[START OF Data listing]
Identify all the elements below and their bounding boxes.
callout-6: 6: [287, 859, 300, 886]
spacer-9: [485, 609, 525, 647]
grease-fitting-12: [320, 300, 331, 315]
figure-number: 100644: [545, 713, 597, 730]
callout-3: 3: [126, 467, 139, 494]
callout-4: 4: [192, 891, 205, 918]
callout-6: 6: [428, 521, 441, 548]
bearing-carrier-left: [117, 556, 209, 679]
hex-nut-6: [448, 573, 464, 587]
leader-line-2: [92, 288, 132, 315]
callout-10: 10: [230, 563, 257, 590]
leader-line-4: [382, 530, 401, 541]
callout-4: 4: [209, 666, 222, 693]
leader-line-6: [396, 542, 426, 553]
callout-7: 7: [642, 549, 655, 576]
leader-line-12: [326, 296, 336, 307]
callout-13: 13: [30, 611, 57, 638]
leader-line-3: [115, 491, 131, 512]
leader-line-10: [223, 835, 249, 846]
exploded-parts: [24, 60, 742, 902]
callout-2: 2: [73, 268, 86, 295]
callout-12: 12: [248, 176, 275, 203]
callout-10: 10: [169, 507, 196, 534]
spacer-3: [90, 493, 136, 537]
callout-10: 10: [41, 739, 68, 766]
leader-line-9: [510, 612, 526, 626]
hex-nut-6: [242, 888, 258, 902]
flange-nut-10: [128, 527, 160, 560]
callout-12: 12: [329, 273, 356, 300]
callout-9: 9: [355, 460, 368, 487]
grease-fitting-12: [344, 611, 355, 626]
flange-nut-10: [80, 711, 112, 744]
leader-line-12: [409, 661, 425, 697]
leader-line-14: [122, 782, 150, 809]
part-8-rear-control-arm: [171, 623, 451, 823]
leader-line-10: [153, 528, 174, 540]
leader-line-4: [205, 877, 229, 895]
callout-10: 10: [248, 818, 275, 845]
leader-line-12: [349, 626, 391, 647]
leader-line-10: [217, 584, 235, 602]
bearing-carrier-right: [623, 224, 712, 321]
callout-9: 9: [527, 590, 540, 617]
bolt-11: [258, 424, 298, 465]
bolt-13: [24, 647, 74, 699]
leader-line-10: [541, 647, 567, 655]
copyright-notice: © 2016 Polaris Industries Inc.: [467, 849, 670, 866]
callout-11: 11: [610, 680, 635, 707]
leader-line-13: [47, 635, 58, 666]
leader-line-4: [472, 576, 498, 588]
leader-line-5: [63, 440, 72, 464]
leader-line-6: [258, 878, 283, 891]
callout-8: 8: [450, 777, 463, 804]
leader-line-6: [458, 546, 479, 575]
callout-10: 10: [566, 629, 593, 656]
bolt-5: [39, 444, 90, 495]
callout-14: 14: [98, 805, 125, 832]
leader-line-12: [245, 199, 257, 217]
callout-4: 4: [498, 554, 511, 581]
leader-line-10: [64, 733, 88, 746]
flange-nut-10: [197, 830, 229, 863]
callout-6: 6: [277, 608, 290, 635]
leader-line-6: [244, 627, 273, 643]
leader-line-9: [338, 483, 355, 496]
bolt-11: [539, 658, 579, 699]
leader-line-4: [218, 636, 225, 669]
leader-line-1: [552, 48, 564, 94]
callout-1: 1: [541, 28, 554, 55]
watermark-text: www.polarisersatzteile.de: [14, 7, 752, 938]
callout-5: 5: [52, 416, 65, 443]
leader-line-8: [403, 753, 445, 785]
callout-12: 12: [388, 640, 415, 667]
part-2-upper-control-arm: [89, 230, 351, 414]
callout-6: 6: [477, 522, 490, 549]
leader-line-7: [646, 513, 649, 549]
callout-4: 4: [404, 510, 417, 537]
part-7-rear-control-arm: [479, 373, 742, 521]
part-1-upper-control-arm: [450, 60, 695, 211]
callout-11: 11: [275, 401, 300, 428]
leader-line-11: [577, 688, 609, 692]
[END OF Data listing]
Exercise aim>
Rewrite the rows from the first one through the line holding "leader-line-10: [223, 835, 249, 846]", inclusive, replacing "bearing-carrier-left" with "left-bearing-carrier" and leaving everything else the same.

Written response>
Identify all the elements below and their bounding boxes.
callout-6: 6: [287, 859, 300, 886]
spacer-9: [485, 609, 525, 647]
grease-fitting-12: [320, 300, 331, 315]
figure-number: 100644: [545, 713, 597, 730]
callout-3: 3: [126, 467, 139, 494]
callout-4: 4: [192, 891, 205, 918]
callout-6: 6: [428, 521, 441, 548]
left-bearing-carrier: [117, 556, 209, 679]
hex-nut-6: [448, 573, 464, 587]
leader-line-2: [92, 288, 132, 315]
callout-10: 10: [230, 563, 257, 590]
leader-line-4: [382, 530, 401, 541]
callout-4: 4: [209, 666, 222, 693]
leader-line-6: [396, 542, 426, 553]
callout-7: 7: [642, 549, 655, 576]
leader-line-12: [326, 296, 336, 307]
callout-13: 13: [30, 611, 57, 638]
leader-line-3: [115, 491, 131, 512]
leader-line-10: [223, 835, 249, 846]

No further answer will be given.